## start

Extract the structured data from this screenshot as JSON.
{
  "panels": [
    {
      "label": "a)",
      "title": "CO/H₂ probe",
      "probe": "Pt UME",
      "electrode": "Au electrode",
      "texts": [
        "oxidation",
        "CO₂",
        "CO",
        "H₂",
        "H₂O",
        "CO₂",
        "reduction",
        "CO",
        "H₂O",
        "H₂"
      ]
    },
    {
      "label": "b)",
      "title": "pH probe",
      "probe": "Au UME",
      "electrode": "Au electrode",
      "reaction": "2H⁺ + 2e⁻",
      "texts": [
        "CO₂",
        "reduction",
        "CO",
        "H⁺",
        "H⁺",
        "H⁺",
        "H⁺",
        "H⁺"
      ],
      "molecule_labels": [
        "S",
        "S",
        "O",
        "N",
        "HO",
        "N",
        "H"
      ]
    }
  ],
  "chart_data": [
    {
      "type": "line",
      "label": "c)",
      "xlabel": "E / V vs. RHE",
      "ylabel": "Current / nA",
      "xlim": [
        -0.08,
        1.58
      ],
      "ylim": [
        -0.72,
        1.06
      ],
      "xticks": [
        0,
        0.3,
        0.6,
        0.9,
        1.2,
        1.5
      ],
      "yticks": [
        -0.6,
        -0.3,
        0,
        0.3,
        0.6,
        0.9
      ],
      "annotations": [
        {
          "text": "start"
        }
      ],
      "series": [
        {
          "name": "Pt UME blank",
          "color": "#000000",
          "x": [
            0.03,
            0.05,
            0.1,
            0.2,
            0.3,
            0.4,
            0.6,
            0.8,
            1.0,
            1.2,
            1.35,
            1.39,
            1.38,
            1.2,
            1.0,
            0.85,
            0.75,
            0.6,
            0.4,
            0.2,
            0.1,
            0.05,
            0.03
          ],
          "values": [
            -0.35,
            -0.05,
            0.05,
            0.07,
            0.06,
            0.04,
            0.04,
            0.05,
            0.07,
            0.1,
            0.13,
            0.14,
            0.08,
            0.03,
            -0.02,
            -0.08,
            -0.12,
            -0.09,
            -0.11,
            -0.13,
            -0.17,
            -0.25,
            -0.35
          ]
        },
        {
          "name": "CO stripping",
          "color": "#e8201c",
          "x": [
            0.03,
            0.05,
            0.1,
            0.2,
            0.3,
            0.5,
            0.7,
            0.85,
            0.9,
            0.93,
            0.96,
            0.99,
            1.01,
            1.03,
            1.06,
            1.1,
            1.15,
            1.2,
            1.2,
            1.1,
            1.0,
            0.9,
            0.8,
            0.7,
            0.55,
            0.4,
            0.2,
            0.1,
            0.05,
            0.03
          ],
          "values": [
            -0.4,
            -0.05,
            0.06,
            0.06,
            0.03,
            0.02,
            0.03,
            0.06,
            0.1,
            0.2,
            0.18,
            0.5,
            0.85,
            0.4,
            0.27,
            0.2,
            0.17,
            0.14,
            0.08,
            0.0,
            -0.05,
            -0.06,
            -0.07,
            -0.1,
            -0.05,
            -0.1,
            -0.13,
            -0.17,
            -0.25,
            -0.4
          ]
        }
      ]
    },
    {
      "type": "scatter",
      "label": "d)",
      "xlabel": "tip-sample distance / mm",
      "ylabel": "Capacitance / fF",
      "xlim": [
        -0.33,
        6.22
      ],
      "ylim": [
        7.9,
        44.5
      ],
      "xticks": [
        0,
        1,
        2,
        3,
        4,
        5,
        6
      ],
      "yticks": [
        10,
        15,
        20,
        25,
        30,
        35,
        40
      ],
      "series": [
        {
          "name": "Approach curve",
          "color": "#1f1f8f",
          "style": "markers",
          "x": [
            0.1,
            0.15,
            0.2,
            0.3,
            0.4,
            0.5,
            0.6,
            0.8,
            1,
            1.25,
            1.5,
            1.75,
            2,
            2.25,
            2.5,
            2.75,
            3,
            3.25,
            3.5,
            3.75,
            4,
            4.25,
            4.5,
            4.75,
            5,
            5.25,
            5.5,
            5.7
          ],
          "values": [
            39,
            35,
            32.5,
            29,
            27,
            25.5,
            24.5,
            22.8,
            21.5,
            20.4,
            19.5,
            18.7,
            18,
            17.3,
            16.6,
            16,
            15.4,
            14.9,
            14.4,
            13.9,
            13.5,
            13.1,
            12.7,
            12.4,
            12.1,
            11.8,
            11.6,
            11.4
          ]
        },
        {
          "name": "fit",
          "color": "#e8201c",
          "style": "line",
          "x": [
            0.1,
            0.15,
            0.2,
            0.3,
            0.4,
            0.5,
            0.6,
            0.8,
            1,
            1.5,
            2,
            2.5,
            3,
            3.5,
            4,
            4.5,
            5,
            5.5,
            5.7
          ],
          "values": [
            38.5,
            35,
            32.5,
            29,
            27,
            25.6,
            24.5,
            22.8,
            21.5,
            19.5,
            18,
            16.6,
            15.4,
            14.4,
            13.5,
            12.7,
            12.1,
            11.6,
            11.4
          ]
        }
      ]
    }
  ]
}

## end

> _Job_: Which lines above contain the word "name"? Copy each of them.

> _Reply to the exercise_:
          "name": "Pt UME blank",
          "name": "CO stripping",
          "name": "Approach curve",
          "name": "fit",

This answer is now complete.